Set task 1: Copy out, unchanged, the stretch of the entries from the line containing "data-point — [107, 57, 119, 69]" through the line containing "y-tick-labels: 10.0% 12.0%".

Selected extract:

────

The up to date CSV data for the various forms will always be aggregated in the Archiver/Data/Output folder with names that are fixed i.e. PARTICIPANTS.CSV, allowing for other processes to copy out the files remotely and without needing to update target file names.

Recovery from system failure is a simple process

Restore the most recent CSV backup file to the Archiver/Data/Output folder
Change the name to i.e. PARTICIPANTS.CSV
Change the date in the appropriate nextpull.txt file to match the date of the restored file

Directory tree for a typical Archiver installation

Archiver
├── Archiver.cron.log
├── Data
│   ├── ODK\ Briefcase\ Storage
│   │   ├── cache.ser
│   │   ├── forms
│   │   │   ├── FORM_NAME
│   │   │   │   ├── FORM_NAME.xml
│   │   │   │   ├── archive
│   │   │   │   │   ├── 2019-06-11
│   │   │   │   │   │   ├── 2019-06-11.csv
│   │   │   │   │   │   └── instances
│   │   │   │   │   ├── 2019-06-12_11_30_42
│   │   │   │   │   │   ├── 2019-06-12_11_30_42.csv
│   │   │   │   │   │   └── instances
│   │   │   │   │   │       ├── uuid03abd8a0-69a8-40f7-b4c0-bd183403abce
│   │   │   │   │   │       │   ├── submission.xml
│   │   │   │   │   │       │   └── submission.xml.enc
│   │   │   │   │   │       ├── uuid05aa1582-7649-4d29-8335-096a6a32c9b3
│   │   │   │   │   │       │   ├── submission.xml
│   │   │   │   │   │       │   └── submission.xml.enc
│   │   │   │   │   │       ├── uuid08703d64-b1a4-492d-9fa2-806db1ef9e7c
│   │   │   │   │   │           ├── submission.xml
│   │   │   │   │   │           └── submission.xml.enc
│   │   │   │   │   └── 2019-06-12_11_36_17
│   │   │   │   │       ├── 2019-06-12_11_36_17.csv
│   │   │   │   │       └── instances
│   │   │   │   │           └── uuid0a08a7ac-0bf5-474e-9535-ed47c11761cd
│   │   │   │   │               ├── submission.xml
│   │   │   │   │               └── submission.xml.enc
│   │   │   │   ├── info.hsqldb
│   │   │   │   │   ├── info.log
│   │   │   │   │   ├── info.properties
│   │   │   │   │   ├── info.script
│   │   │   │   │   └── info.tmp
│   │   │   │   ├── instances
│   │   │   │   └── nextpull.txt
│   │   │   └── FORM_NAME_2
│   │   │       ├── FORM_NAME_2-media
│   │   │       │   └── itemsets.csv
│   │   │       ├── FORM_NAME_2.xml
│   │   │       ├── archive
│   │   │       │   ├── 2019-06-11
│   │   │       │   │   ├── 2019-06-11.csv
│   │   │       │   │   └── instances
│   │   │       │   ├── 2019-06-12_11_30_42
│   │   │       │   │   ├── 2019-06-12_11_30_42.csv
│   │   │       │   │   └── instances
│   │   │       │   │       ├── uuid000dcd38-75e0-4dbe-96eb-e46157e22f76
│   │   │       │   │       │   ├── submission.xml
│   │   │       │   │       │   └── submission.xml.enc
│   │   │       │   │       ├── uuid004a5452-2017-48bf-984c-9691017be993
│   │   │       │   │       │   ├── submission.xml
│   │   │       │   │       │   └── submission.xml.enc
│   │   │       |   ├── info.hsqldb
│   │   │       │   ├── info.log
│   │   │       │   ├── info.properties
│   │   │       │   ├── info.script
│   │   │       │   └── info.tmp
│   │   │       ├── instances
│   │   │       └── nextpull.txt
│   │   └── readme.txt
│   └── Output
│       ├── 000_timestamp.txt
│       ├── FORM_NAME.csv
│       ├── FORM_NAME_2.csv
|
├── ODK-Briefcase-v1.15.0.jar
├── ODK_Archiver.sh
├── REPORTS_190611.1549.zip
├── briefcase.2019-06-12.log
├── briefcase.2019-06-13.log
├── briefcase.2019-06-14.log
├── briefcase.2019-06-15.log
├── briefcase.2019-06-16.log
├── briefcase.2019-06-17.log
├── briefcase.2019-06-18.log
├── keys
│   └── PRIVATE.KEY.pem
├── pass.sh
├── report.txt
└── serverpass.txt

Analyser

Make 000_run_analysis.R executable with chmod +x 000_run_analysis.R
Open 000_run_analysis.R and edit it to match your needs
Change this line if your want R's output sent to a file other than analysis.log

con<-file("analysis.log")

────

Records supplied:
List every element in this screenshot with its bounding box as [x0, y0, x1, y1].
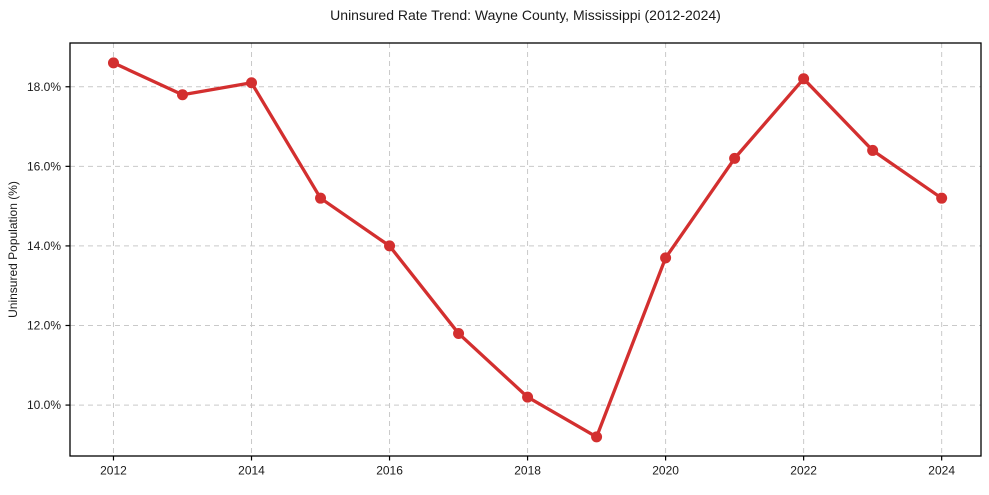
data-point — [107, 57, 119, 69]
y-tick-label: 14.0% — [27, 239, 61, 253]
data-series — [107, 57, 948, 443]
data-point — [798, 73, 810, 85]
x-tick-labels: 2012 2014 2016 2018 2020 2022 2024 — [100, 464, 955, 478]
y-tick-label: 10.0% — [27, 398, 61, 412]
data-point — [729, 152, 741, 164]
x-tick-label: 2012 — [100, 464, 127, 478]
data-point — [867, 144, 879, 156]
chart-title: Uninsured Rate Trend: Wayne County, Miss… — [330, 7, 721, 23]
y-axis-label: Uninsured Population (%) — [6, 181, 20, 318]
data-point — [246, 77, 258, 89]
plot-border — [69, 42, 982, 457]
y-tick-label: 18.0% — [27, 80, 61, 94]
data-point — [660, 252, 672, 264]
x-tick-label: 2014 — [238, 464, 265, 478]
grid-layer — [70, 43, 981, 456]
x-tick-label: 2016 — [376, 464, 403, 478]
y-tick-label: 12.0% — [27, 318, 61, 332]
data-point — [176, 89, 188, 101]
data-point — [591, 431, 603, 443]
y-tick-labels: 10.0% 12.0% 14.0% 16.0% 18.0% — [27, 80, 61, 412]
data-point — [453, 327, 465, 339]
x-tick-label: 2022 — [790, 464, 817, 478]
x-tick-label: 2018 — [514, 464, 541, 478]
data-point — [384, 240, 396, 252]
data-point — [315, 192, 327, 204]
data-point — [522, 391, 534, 403]
x-tick-label: 2020 — [652, 464, 679, 478]
data-point — [936, 192, 948, 204]
axis-ticks — [65, 86, 943, 461]
x-tick-label: 2024 — [928, 464, 955, 478]
y-tick-label: 16.0% — [27, 159, 61, 173]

────

Set task 2: According to the Archiver notes, why is the up-to-date CSV data in the Archiver/Data/Output folder kept under fixed file names? Answer in one to three sentences.

Full answer 1:
data-point — [107, 57, 119, 69]
y-tick-label: 14.0% — [27, 239, 61, 253]
data-series — [107, 57, 948, 443]
data-point — [798, 73, 810, 85]
x-tick-labels: 2012 2014 2016 2018 2020 2022 2024 — [100, 464, 955, 478]
y-tick-label: 10.0% — [27, 398, 61, 412]
data-point — [729, 152, 741, 164]
x-tick-label: 2012 — [100, 464, 127, 478]
data-point — [867, 144, 879, 156]
chart-title: Uninsured Rate Trend: Wayne County, Miss… — [330, 7, 721, 23]
y-axis-label: Uninsured Population (%) — [6, 181, 20, 318]
data-point — [246, 77, 258, 89]
plot-border — [69, 42, 982, 457]
y-tick-label: 18.0% — [27, 80, 61, 94]
data-point — [660, 252, 672, 264]
x-tick-label: 2014 — [238, 464, 265, 478]
grid-layer — [70, 43, 981, 456]
x-tick-label: 2016 — [376, 464, 403, 478]
y-tick-label: 12.0% — [27, 318, 61, 332]
data-point — [176, 89, 188, 101]
data-point — [591, 431, 603, 443]
y-tick-labels: 10.0% 12.0% 14.0% 16.0% 18.0% — [27, 80, 61, 412]

Full answer 2: The files keep fixed names, such as PARTICIPANTS.CSV, so that other processes can copy them out remotely. Those processes never need their target file names updated.